- [ACTIVITY]: Go through the listing below and output it word for word.

#### DATA

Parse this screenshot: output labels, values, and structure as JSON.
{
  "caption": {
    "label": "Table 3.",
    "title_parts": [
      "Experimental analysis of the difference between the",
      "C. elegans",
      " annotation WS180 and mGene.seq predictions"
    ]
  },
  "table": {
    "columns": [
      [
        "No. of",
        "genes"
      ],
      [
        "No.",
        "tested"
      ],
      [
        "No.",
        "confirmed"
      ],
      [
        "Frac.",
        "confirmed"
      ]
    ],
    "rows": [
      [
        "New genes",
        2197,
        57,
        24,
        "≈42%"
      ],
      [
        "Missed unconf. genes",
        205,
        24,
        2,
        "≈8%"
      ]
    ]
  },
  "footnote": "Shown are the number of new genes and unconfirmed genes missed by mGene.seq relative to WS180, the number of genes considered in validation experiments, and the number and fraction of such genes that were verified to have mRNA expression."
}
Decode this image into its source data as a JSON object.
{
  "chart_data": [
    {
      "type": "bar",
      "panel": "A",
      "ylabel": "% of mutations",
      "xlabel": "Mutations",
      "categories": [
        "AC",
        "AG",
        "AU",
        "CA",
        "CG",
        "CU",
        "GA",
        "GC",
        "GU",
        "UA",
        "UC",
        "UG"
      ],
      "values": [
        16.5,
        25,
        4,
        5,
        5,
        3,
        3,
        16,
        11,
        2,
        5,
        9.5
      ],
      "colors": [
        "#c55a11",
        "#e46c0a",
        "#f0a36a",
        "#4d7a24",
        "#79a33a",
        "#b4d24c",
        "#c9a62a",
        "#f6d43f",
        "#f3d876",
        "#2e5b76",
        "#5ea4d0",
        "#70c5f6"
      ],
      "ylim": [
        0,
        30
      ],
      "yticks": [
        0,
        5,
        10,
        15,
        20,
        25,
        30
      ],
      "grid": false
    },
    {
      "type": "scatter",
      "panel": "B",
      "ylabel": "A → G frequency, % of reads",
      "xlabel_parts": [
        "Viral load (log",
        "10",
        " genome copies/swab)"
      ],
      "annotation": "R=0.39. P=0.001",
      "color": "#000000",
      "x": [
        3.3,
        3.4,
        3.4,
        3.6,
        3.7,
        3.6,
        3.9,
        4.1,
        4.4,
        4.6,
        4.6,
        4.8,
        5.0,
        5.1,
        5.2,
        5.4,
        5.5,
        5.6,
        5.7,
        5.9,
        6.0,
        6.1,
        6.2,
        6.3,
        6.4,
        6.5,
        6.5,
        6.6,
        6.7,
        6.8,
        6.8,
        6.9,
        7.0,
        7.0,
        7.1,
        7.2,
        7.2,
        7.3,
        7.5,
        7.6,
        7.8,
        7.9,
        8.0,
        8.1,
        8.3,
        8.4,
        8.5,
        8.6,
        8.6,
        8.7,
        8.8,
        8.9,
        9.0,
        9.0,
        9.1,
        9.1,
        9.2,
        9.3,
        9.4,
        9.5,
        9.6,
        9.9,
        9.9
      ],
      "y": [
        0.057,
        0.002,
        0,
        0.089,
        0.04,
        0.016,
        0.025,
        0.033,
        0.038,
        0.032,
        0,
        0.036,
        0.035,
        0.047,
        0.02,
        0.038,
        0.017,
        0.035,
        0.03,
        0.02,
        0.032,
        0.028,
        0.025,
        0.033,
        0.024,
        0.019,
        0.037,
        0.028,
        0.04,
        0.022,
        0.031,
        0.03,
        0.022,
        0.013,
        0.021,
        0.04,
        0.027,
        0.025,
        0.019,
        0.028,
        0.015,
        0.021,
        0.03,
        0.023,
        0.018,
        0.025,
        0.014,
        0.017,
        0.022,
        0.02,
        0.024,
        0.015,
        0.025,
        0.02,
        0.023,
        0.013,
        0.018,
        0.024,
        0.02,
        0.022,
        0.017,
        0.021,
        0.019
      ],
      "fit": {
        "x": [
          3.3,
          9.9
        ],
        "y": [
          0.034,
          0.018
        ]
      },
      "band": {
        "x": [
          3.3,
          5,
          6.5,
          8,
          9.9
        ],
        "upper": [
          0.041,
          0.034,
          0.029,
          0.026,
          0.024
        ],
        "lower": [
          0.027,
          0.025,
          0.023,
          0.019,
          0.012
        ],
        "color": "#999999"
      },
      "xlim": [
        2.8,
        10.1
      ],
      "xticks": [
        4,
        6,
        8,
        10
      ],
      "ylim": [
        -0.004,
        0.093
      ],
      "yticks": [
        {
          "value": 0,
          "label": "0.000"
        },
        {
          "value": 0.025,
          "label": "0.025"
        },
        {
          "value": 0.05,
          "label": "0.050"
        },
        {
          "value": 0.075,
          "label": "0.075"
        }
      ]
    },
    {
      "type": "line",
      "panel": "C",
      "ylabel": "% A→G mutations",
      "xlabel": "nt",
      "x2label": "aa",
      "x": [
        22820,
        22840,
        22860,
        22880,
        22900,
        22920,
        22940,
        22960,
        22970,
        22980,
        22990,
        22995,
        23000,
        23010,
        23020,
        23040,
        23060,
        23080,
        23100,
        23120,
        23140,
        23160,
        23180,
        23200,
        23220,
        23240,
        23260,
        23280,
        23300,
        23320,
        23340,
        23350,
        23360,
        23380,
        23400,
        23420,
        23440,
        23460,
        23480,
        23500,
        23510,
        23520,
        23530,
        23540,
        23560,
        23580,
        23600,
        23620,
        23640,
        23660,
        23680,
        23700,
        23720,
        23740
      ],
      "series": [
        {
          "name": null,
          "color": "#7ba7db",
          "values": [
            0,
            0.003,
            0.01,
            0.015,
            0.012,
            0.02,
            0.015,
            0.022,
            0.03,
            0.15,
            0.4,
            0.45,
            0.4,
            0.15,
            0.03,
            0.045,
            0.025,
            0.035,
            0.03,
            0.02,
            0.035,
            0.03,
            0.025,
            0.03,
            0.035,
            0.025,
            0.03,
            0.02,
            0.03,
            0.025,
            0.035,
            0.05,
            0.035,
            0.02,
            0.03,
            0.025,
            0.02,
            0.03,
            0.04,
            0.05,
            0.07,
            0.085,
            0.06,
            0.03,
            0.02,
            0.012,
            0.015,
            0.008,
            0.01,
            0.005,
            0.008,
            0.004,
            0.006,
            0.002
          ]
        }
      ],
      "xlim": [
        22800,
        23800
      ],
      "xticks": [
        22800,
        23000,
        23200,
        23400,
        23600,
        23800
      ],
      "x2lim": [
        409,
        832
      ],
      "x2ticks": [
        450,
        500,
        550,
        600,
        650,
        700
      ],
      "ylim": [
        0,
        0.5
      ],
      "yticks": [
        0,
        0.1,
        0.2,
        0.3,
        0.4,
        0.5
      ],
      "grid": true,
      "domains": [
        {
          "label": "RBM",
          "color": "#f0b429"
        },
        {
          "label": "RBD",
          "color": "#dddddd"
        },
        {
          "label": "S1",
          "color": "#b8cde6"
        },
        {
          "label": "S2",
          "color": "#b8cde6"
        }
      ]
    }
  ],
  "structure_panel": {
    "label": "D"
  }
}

########

- [RESULT OF THIS TASK]:
Parse this screenshot: output labels, values, and structure as JSON.
{
  "caption": {
    "label": "Table 3.",
    "title_parts": [
      "Experimental analysis of the difference between the",
      "C. elegans",
      " annotation WS180 and mGene.seq predictions"
    ]
  },
  "table": {
    "columns": [
      [
        "No. of",
        "genes"
      ],
      [
        "No.",
        "tested"
      ],
      [
        "No.",
        "confirmed"
      ],
      [
        "Frac.",
        "confirmed"
      ]
    ],
    "rows": [
      [
        "New genes",
        2197,
        57,
        24,
        "≈42%"
      ],
      [
        "Missed unconf. genes",
        205,
        24,
        2,
        "≈8%"
      ]
    ]
  },
  "footnote": "Shown are the number of new genes and unconfirmed genes missed by mGene.seq relative to WS180, the number of genes considered in validation experiments, and the number and fraction of such genes that were verified to have mRNA expression."
}
Decode this image into its source data as a JSON object.
{
  "chart_data": [
    {
      "type": "bar",
      "panel": "A",
      "ylabel": "% of mutations",
      "xlabel": "Mutations",
      "categories": [
        "AC",
        "AG",
        "AU",
        "CA",
        "CG",
        "CU",
        "GA",
        "GC",
        "GU",
        "UA",
        "UC",
        "UG"
      ],
      "values": [
        16.5,
        25,
        4,
        5,
        5,
        3,
        3,
        16,
        11,
        2,
        5,
        9.5
      ],
      "colors": [
        "#c55a11",
        "#e46c0a",
        "#f0a36a",
        "#4d7a24",
        "#79a33a",
        "#b4d24c",
        "#c9a62a",
        "#f6d43f",
        "#f3d876",
        "#2e5b76",
        "#5ea4d0",
        "#70c5f6"
      ],
      "ylim": [
        0,
        30
      ],
      "yticks": [
        0,
        5,
        10,
        15,
        20,
        25,
        30
      ],
      "grid": false
    },
    {
      "type": "scatter",
      "panel": "B",
      "ylabel": "A → G frequency, % of reads",
      "xlabel_parts": [
        "Viral load (log",
        "10",
        " genome copies/swab)"
      ],
      "annotation": "R=0.39. P=0.001",
      "color": "#000000",
      "x": [
        3.3,
        3.4,
        3.4,
        3.6,
        3.7,
        3.6,
        3.9,
        4.1,
        4.4,
        4.6,
        4.6,
        4.8,
        5.0,
        5.1,
        5.2,
        5.4,
        5.5,
        5.6,
        5.7,
        5.9,
        6.0,
        6.1,
        6.2,
        6.3,
        6.4,
        6.5,
        6.5,
        6.6,
        6.7,
        6.8,
        6.8,
        6.9,
        7.0,
        7.0,
        7.1,
        7.2,
        7.2,
        7.3,
        7.5,
        7.6,
        7.8,
        7.9,
        8.0,
        8.1,
        8.3,
        8.4,
        8.5,
        8.6,
        8.6,
        8.7,
        8.8,
        8.9,
        9.0,
        9.0,
        9.1,
        9.1,
        9.2,
        9.3,
        9.4,
        9.5,
        9.6,
        9.9,
        9.9
      ],
      "y": [
        0.057,
        0.002,
        0,
        0.089,
        0.04,
        0.016,
        0.025,
        0.033,
        0.038,
        0.032,
        0,
        0.036,
        0.035,
        0.047,
        0.02,
        0.038,
        0.017,
        0.035,
        0.03,
        0.02,
        0.032,
        0.028,
        0.025,
        0.033,
        0.024,
        0.019,
        0.037,
        0.028,
        0.04,
        0.022,
        0.031,
        0.03,
        0.022,
        0.013,
        0.021,
        0.04,
        0.027,
        0.025,
        0.019,
        0.028,
        0.015,
        0.021,
        0.03,
        0.023,
        0.018,
        0.025,
        0.014,
        0.017,
        0.022,
        0.02,
        0.024,
        0.015,
        0.025,
        0.02,
        0.023,
        0.013,
        0.018,
        0.024,
        0.02,
        0.022,
        0.017,
        0.021,
        0.019
      ],
      "fit": {
        "x": [
          3.3,
          9.9
        ],
        "y": [
          0.034,
          0.018
        ]
      },
      "band": {
        "x": [
          3.3,
          5,
          6.5,
          8,
          9.9
        ],
        "upper": [
          0.041,
          0.034,
          0.029,
          0.026,
          0.024
        ],
        "lower": [
          0.027,
          0.025,
          0.023,
          0.019,
          0.012
        ],
        "color": "#999999"
      },
      "xlim": [
        2.8,
        10.1
      ],
      "xticks": [
        4,
        6,
        8,
        10
      ],
      "ylim": [
        -0.004,
        0.093
      ],
      "yticks": [
        {
          "value": 0,
          "label": "0.000"
        },
        {
          "value": 0.025,
          "label": "0.025"
        },
        {
          "value": 0.05,
          "label": "0.050"
        },
        {
          "value": 0.075,
          "label": "0.075"
        }
      ]
    },
    {
      "type": "line",
      "panel": "C",
      "ylabel": "% A→G mutations",
      "xlabel": "nt",
      "x2label": "aa",
      "x": [
        22820,
        22840,
        22860,
        22880,
        22900,
        22920,
        22940,
        22960,
        22970,
        22980,
        22990,
        22995,
        23000,
        23010,
        23020,
        23040,
        23060,
        23080,
        23100,
        23120,
        23140,
        23160,
        23180,
        23200,
        23220,
        23240,
        23260,
        23280,
        23300,
        23320,
        23340,
        23350,
        23360,
        23380,
        23400,
        23420,
        23440,
        23460,
        23480,
        23500,
        23510,
        23520,
        23530,
        23540,
        23560,
        23580,
        23600,
        23620,
        23640,
        23660,
        23680,
        23700,
        23720,
        23740
      ],
      "series": [
        {
          "name": null,
          "color": "#7ba7db",
          "values": [
            0,
            0.003,
            0.01,
            0.015,
            0.012,
            0.02,
            0.015,
            0.022,
            0.03,
            0.15,
            0.4,
            0.45,
            0.4,
            0.15,
            0.03,
            0.045,
            0.025,
            0.035,
            0.03,
            0.02,
            0.035,
            0.03,
            0.025,
            0.03,
            0.035,
            0.025,
            0.03,
            0.02,
            0.03,
            0.025,
            0.035,
            0.05,
            0.035,
            0.02,
            0.03,
            0.025,
            0.02,
            0.03,
            0.04,
            0.05,
            0.07,
            0.085,
            0.06,
            0.03,
            0.02,
            0.012,
            0.015,
            0.008,
            0.01,
            0.005,
            0.008,
            0.004,
            0.006,
            0.002
          ]
        }
      ],
      "xlim": [
        22800,
        23800
      ],
      "xticks": [
        22800,
        23000,
        23200,
        23400,
        23600,
        23800
      ],
      "x2lim": [
        409,
        832
      ],
      "x2ticks": [
        450,
        500,
        550,
        600,
        650,
        700
      ],
      "ylim": [
        0,
        0.5
      ],
      "yticks": [
        0,
        0.1,
        0.2,
        0.3,
        0.4,
        0.5
      ],
      "grid": true,
      "domains": [
        {
          "label": "RBM",
          "color": "#f0b429"
        },
        {
          "label": "RBD",
          "color": "#dddddd"
        },
        {
          "label": "S1",
          "color": "#b8cde6"
        },
        {
          "label": "S2",
          "color": "#b8cde6"
        }
      ]
    }
  ],
  "structure_panel": {
    "label": "D"
  }
}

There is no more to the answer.